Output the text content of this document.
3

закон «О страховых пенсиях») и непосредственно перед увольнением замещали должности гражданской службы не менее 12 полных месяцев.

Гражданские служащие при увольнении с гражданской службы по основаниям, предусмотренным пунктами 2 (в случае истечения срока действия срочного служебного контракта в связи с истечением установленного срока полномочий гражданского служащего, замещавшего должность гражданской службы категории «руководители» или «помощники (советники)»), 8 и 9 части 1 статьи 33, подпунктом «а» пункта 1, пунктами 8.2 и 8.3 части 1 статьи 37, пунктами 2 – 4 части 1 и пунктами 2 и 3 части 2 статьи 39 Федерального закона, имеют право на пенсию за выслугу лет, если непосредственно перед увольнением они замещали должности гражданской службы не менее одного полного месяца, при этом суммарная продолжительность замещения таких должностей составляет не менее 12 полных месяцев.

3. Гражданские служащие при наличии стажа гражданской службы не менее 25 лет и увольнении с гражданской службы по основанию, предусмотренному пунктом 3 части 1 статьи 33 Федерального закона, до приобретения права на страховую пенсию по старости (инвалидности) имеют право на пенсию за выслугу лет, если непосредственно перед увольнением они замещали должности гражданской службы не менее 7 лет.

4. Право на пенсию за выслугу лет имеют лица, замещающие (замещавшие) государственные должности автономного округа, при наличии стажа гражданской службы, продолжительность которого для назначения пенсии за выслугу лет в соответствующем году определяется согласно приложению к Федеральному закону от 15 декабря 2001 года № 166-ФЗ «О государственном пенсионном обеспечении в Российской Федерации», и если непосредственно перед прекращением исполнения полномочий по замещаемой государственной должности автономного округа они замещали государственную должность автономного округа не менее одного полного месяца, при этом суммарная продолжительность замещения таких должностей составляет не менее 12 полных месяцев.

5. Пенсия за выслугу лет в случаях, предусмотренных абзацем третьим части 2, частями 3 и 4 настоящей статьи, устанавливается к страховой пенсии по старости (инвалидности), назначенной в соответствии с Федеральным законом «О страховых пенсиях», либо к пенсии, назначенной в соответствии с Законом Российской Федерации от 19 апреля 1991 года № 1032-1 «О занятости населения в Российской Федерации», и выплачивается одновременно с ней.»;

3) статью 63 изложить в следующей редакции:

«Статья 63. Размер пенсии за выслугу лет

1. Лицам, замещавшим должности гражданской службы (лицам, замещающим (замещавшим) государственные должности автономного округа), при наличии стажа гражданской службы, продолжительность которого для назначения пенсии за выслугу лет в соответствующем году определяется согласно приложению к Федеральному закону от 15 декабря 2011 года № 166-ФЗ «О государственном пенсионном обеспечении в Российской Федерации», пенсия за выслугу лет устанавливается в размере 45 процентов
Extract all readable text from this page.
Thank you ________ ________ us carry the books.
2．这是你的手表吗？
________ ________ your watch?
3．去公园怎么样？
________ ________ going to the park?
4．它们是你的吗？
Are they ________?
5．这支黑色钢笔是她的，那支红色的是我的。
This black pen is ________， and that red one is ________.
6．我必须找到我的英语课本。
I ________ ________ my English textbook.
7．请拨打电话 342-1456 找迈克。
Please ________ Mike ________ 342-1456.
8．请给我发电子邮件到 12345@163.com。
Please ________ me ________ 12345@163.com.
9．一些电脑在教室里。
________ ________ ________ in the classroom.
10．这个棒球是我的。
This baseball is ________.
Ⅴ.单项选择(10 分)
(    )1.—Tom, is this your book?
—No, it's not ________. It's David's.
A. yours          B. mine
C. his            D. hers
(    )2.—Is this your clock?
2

**What to do:** Copy every line of the records above that holds the word "месяцев".

**Answer to the problem:**
закон «О страховых пенсиях») и непосредственно перед увольнением замещали должности гражданской службы не менее 12 полных месяцев.
Гражданские служащие при увольнении с гражданской службы по основаниям, предусмотренным пунктами 2 (в случае истечения срока действия срочного служебного контракта в связи с истечением установленного срока полномочий гражданского служащего, замещавшего должность гражданской службы категории «руководители» или «помощники (советники)»), 8 и 9 части 1 статьи 33, подпунктом «а» пункта 1, пунктами 8.2 и 8.3 части 1 статьи 37, пунктами 2 – 4 части 1 и пунктами 2 и 3 части 2 статьи 39 Федерального закона, имеют право на пенсию за выслугу лет, если непосредственно перед увольнением они замещали должности гражданской службы не менее одного полного месяца, при этом суммарная продолжительность замещения таких должностей составляет не менее 12 полных месяцев.
4. Право на пенсию за выслугу лет имеют лица, замещающие (замещавшие) государственные должности автономного округа, при наличии стажа гражданской службы, продолжительность которого для назначения пенсии за выслугу лет в соответствующем году определяется согласно приложению к Федеральному закону от 15 декабря 2001 года № 166-ФЗ «О государственном пенсионном обеспечении в Российской Федерации», и если непосредственно перед прекращением исполнения полномочий по замещаемой государственной должности автономного округа они замещали государственную должность автономного округа не менее одного полного месяца, при этом суммарная продолжительность замещения таких должностей составляет не менее 12 полных месяцев.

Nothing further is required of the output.